◆ EXERCISE DETAILS
Each entry below must be repeated word for word.

=======

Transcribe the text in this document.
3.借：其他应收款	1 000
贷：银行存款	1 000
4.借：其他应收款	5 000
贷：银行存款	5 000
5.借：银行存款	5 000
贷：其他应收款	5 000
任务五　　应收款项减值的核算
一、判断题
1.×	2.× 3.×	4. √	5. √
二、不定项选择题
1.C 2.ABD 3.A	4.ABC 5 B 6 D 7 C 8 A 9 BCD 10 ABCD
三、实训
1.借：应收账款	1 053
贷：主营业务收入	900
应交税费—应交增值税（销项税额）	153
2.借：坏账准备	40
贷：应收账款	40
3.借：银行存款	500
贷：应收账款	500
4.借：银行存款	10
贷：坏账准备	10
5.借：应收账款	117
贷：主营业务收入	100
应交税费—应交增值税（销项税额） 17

=======

◆ PROBLEM SOLUTION
Transcribe the text in this document.
3.借：其他应收款	1 000
贷：银行存款	1 000
4.借：其他应收款	5 000
贷：银行存款	5 000
5.借：银行存款	5 000
贷：其他应收款	5 000
任务五　　应收款项减值的核算
一、判断题
1.×	2.× 3.×	4. √	5. √
二、不定项选择题
1.C 2.ABD 3.A	4.ABC 5 B 6 D 7 C 8 A 9 BCD 10 ABCD
三、实训
1.借：应收账款	1 053
贷：主营业务收入	900
应交税费—应交增值税（销项税额）	153
2.借：坏账准备	40
贷：应收账款	40
3.借：银行存款	500
贷：应收账款	500
4.借：银行存款	10
贷：坏账准备	10
5.借：应收账款	117
贷：主营业务收入	100
应交税费—应交增值税（销项税额） 17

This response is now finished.